PASSAGE TO READ:
<<<<

Manhattan plot of genotype–phenotype association results in four traits. There were 239,080 variants detected in TSGH TPMI participants through a chi-squared test. Eight highly significant variants were selected according to the p-value < 10–6 (Bold points A-I on the plot) : rs12508616, rs2027856, rs117026326, rs73366469, rs76267797, rs80282109, rs516119, and rs134545. Variants with star symbol indicate records of associations with SLE in genotype–phenotype association catalog database. Circle from the inside to outside: LN, SLE, and LN/SLE.
Annotation analysis of these variants in Table 2 showed that four LN related variants, rs1025129, rs80282109, rs516119, and rs13454, were characterized in the different gene locations such as BACH2 (BTB Domain And CNC Homolog 2), CACNA2D1 (Calcium Voltage-Gated Channel Auxiliary Subunit Alpha2delta 1), HGF (Hepatocyte growth factor), SOX1(SRY-Box Transcription Factor 1), and TTC28 (Tetratricopeptide Repeat Domain 28). All variants demonstrated highly significant p-values, and the p-values adjusted using the Genomic Control (GC) method (Reference) also remained below 10⁻6. It is interesting that variants rs516119 presented negative effects (Odds Ratio < 1) to the LN, indicating that this particular genetic variant is less likely to develop the disease. Furthermore, when compared to each variant allele frequency in different populations in Table 3, SLE related variants (rs117026326, rs76267797, and rs73366469) showed high frequency not only in Taiwanese population (TPMI and Taiwan biobank) but also in Asian. When comparing LN-related variants, their allele frequency showed lower rate in the Taiwanese or Asian population compared to others, reflects the complex interplay of genetic diversity in Taiwan or Asia LN disease. Further investigation of the detailed allele frequency of variants in participants, as shown in Fig. 3, revealed that the LN-associated variants are specific to SLE and controls and may possibly be causal genetic factors in Taiwanese LN patients. Allele frequency of rs1025129, rs802809, and rs134545 in LN patients were higher than SLE and control. Moreover, a specific variant rs73366469 and rs117026326 in the SLE patients has similar frequency in both LN patients and these two variants could be risk factors to both LN and SLE.
Mutation frequency of significant variants on each group. Mutation frequency was presented as green to red color from low to high. LN and SLE group showed similar frequency in the SLE trait. Variants rs134545, rs516119, rs1025129, and rs80282109 with high frequency were observed in the LN group in LN and LN/SLE trait.
According to the genetic location and gene structure of the variants, LN-related variants support changes in genes through exon–intron splicing and gene expression regulation. Figure S3 shows that the genetic locations of two LN-related variants, rs80282109 and rs134545, are in the intronic region of BACH2 and TTC28, respectively. The other two variants, rs1025129 and rs516119, located in the upstream region of HGF and SOX1.

>>>>

MATERIAL SUPPLIED:

<<<<

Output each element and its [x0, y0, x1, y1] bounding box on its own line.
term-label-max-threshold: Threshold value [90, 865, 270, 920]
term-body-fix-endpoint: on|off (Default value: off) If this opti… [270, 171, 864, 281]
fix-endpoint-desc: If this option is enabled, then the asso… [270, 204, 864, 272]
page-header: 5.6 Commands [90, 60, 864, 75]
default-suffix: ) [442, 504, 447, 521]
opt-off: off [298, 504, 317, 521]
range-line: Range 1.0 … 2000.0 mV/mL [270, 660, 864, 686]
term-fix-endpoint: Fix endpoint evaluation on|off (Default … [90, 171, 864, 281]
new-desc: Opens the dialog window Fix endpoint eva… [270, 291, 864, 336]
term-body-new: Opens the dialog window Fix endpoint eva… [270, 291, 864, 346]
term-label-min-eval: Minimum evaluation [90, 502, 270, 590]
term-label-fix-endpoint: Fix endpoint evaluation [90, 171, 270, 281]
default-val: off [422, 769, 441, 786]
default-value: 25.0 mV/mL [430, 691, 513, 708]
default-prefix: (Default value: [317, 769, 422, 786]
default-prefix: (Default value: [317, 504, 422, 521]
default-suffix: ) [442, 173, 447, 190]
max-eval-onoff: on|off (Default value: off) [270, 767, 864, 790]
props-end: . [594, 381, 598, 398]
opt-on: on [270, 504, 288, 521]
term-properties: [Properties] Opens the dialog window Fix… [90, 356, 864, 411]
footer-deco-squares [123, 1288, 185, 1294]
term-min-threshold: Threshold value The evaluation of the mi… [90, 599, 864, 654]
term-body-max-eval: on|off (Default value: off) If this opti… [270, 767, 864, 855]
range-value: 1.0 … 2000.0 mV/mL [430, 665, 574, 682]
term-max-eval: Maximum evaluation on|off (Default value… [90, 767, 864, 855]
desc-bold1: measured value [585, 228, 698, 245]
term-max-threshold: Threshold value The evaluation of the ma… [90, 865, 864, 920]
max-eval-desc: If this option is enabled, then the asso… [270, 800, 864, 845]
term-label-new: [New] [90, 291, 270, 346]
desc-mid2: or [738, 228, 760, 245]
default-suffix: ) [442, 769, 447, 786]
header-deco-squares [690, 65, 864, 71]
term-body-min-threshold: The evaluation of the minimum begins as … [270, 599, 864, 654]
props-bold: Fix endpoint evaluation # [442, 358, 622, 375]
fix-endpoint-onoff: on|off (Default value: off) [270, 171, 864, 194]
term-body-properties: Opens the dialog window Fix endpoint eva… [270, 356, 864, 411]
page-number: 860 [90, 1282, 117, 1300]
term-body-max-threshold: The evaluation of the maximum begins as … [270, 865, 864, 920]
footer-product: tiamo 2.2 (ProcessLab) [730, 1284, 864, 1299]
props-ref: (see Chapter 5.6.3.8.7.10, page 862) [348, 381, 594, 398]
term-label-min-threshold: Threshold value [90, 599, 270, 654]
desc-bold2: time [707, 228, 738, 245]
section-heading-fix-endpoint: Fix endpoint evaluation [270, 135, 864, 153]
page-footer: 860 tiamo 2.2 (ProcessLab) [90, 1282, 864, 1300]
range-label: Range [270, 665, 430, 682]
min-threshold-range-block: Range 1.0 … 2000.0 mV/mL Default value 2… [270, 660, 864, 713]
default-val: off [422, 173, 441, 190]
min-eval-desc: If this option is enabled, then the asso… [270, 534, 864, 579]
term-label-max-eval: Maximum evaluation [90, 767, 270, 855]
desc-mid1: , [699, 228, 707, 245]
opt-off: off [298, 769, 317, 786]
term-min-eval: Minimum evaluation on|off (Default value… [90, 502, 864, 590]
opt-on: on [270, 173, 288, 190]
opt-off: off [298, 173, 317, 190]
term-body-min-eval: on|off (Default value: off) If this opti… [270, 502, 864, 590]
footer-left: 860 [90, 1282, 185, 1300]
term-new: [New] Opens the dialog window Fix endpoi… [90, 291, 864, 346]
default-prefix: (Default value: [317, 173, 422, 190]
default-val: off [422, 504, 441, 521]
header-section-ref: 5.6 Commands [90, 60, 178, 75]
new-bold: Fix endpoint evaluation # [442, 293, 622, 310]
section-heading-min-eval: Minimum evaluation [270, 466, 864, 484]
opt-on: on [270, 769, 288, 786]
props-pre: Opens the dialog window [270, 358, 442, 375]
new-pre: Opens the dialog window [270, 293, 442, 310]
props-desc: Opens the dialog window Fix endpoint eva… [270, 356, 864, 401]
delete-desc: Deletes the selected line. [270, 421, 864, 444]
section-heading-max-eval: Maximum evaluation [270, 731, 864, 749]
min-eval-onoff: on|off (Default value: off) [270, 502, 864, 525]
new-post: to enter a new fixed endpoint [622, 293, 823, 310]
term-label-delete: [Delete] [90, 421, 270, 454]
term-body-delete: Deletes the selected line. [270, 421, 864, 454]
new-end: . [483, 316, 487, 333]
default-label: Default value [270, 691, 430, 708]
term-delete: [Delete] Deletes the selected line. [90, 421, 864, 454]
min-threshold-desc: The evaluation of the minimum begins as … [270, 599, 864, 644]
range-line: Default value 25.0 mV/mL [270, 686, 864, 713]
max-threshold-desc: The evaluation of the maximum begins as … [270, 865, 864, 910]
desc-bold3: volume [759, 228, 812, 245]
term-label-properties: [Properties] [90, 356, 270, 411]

>>>>

PROMPT A: In the passage on lupus genetic variants, which variant showed an odds ratio below 1 for LN?
PROMPT B: Pick up the passage on lupus genetic variants where it ends and write its next paragraph.
The records come from a separate source and do not relate to the passage on lupus genetic variants.

ANSWER A: rs516119

ANSWER B:
Discussion
LN presents significant clinical challenges due to its prevalence and complex treatment. Careful management is needed to mitigate long-term complications. Genetic factors greatly influence SLE and LN pathogenesis, with first-degree relatives of SLE patients having a significantly increased risk: 316 times higher for twins, 23 times for siblings, and 11 times for parents22. Over 100 susceptibility loci linked to SLE and LN involve genes related to lymphocyte function, immune signaling, DNA clearance, complement pathway, and renal injury23,24. Known mechanisms may indirectly influence LN development, despite the lack of direct proof connecting specific SNPs/genes to LN22.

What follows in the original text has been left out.